• **Given request**: Your task is to copy every line of the records below that contains "caption".

• **Provided data**:
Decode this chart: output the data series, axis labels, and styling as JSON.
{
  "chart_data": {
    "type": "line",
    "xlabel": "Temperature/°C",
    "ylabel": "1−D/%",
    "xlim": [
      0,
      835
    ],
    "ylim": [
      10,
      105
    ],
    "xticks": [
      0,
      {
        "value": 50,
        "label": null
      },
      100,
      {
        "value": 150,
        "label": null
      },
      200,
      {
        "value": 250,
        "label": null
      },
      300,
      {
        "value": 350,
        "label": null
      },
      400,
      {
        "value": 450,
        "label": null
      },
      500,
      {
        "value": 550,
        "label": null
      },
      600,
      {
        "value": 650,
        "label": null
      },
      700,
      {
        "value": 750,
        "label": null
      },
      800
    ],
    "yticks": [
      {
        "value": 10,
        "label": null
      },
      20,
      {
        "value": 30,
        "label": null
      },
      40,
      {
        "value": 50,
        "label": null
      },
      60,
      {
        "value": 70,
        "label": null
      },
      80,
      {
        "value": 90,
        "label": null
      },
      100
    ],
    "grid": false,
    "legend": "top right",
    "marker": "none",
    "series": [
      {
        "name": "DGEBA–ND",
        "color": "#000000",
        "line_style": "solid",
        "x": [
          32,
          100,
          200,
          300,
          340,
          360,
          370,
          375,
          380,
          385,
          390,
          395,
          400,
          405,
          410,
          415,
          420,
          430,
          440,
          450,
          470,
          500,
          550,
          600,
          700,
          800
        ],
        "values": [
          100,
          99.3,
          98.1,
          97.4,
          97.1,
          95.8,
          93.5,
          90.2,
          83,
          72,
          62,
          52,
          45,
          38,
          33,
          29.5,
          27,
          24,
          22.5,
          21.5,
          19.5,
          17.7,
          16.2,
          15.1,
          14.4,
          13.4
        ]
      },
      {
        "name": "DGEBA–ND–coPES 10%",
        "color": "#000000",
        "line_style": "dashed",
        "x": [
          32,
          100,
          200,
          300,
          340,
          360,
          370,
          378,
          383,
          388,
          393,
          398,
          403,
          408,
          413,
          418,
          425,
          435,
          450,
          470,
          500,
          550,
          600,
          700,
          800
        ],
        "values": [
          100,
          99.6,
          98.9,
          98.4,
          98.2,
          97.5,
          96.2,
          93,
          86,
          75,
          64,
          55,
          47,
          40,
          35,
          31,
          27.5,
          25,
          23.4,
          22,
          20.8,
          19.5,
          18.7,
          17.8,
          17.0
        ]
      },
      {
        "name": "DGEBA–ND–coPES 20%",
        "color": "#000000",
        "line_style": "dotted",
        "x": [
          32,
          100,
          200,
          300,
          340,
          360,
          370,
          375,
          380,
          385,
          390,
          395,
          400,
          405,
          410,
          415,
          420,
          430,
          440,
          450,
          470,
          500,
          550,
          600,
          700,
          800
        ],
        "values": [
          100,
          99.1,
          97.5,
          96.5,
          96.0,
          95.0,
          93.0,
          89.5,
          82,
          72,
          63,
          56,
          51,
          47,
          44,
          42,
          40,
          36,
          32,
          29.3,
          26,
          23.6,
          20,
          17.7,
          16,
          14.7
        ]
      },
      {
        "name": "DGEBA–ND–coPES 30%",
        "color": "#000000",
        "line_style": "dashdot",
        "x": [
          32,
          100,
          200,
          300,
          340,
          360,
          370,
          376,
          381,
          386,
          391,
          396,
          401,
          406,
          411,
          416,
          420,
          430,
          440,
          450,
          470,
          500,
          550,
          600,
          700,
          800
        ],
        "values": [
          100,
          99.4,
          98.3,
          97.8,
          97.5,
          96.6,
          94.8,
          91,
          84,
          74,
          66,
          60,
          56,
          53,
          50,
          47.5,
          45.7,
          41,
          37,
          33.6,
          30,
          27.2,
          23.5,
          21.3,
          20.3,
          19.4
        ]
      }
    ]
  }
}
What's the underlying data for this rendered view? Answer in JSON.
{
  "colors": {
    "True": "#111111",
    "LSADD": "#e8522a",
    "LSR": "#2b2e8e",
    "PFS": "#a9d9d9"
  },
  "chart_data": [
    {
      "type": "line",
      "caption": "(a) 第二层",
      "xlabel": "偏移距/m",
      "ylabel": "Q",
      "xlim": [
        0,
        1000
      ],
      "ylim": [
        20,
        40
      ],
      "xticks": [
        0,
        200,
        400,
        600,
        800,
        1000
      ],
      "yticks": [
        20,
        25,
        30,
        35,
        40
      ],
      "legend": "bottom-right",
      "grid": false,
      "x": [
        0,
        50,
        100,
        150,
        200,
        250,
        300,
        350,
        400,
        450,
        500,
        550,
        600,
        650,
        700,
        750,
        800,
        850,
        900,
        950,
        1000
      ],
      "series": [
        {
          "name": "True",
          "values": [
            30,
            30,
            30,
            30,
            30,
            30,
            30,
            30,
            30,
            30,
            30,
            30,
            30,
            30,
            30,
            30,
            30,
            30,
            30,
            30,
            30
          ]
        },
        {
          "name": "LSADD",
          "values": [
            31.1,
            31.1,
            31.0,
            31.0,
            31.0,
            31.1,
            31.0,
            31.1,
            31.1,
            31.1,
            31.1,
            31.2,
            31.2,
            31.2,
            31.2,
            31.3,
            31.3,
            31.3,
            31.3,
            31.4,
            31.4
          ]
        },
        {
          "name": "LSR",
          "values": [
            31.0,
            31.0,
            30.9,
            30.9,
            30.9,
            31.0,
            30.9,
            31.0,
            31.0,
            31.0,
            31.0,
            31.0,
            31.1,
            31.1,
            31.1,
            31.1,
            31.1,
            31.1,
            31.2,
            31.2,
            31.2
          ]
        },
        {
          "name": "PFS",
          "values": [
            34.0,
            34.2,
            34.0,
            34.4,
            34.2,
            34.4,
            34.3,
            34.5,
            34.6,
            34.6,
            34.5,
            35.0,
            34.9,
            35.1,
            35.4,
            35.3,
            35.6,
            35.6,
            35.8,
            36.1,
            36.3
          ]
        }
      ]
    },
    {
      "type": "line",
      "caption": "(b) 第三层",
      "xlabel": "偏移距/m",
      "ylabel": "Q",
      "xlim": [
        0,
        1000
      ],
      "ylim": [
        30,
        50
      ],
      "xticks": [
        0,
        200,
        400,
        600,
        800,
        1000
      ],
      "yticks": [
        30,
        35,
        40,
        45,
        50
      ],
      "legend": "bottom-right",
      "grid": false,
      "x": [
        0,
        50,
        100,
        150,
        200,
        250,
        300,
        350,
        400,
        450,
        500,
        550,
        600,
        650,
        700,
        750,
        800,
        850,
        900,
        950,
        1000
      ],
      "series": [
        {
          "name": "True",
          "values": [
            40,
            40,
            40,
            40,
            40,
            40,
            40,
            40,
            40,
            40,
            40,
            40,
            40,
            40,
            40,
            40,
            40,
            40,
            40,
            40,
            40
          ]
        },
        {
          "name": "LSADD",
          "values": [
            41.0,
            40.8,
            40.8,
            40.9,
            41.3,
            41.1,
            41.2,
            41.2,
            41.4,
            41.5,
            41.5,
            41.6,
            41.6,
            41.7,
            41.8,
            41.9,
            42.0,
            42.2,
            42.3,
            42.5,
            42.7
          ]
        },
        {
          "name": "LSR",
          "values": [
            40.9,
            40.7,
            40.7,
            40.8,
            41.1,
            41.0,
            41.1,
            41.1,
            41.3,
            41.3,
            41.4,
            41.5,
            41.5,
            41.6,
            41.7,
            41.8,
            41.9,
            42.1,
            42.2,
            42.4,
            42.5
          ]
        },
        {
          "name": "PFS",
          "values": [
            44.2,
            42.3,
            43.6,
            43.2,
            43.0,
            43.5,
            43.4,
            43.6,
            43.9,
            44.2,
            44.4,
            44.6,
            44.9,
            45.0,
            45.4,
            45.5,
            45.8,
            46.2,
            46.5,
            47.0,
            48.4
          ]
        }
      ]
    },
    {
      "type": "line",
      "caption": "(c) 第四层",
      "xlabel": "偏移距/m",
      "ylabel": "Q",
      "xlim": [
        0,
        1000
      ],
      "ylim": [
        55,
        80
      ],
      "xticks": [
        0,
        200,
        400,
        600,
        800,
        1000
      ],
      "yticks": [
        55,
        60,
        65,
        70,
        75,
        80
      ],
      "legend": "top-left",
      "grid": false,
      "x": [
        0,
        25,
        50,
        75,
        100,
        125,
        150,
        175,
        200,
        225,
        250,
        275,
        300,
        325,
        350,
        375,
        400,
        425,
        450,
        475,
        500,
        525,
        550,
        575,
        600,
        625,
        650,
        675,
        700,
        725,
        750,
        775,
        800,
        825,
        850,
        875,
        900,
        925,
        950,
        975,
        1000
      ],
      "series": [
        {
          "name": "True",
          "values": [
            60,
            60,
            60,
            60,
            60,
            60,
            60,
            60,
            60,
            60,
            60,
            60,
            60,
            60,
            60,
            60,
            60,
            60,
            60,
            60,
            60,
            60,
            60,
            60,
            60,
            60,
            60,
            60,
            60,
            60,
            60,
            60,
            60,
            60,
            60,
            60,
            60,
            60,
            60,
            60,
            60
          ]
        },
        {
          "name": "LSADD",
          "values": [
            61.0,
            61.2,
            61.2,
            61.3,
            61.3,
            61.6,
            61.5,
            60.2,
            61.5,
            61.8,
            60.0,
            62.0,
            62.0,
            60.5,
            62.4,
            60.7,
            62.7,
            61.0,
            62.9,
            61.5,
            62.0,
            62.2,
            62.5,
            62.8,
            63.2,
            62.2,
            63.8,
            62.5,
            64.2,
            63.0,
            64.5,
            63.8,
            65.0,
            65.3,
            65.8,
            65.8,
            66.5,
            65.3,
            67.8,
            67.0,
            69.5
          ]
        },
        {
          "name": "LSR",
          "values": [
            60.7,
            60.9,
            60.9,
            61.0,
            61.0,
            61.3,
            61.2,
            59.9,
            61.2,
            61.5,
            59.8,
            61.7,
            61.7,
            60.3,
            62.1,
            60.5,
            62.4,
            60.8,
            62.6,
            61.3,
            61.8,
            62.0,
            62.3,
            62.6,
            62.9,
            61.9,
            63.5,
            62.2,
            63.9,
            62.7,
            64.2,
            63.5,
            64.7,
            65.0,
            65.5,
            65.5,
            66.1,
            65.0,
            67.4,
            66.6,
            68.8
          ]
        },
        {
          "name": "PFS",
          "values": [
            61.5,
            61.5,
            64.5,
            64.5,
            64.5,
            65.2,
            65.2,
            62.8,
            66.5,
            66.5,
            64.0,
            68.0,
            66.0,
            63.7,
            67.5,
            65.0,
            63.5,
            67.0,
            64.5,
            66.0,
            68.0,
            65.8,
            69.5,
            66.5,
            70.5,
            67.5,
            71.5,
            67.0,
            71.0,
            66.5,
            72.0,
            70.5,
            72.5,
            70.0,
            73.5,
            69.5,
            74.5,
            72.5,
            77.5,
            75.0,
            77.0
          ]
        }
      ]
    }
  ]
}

• **Reply**:
      "caption": "(a) 第二层",
      "caption": "(b) 第三层",
      "caption": "(c) 第四层",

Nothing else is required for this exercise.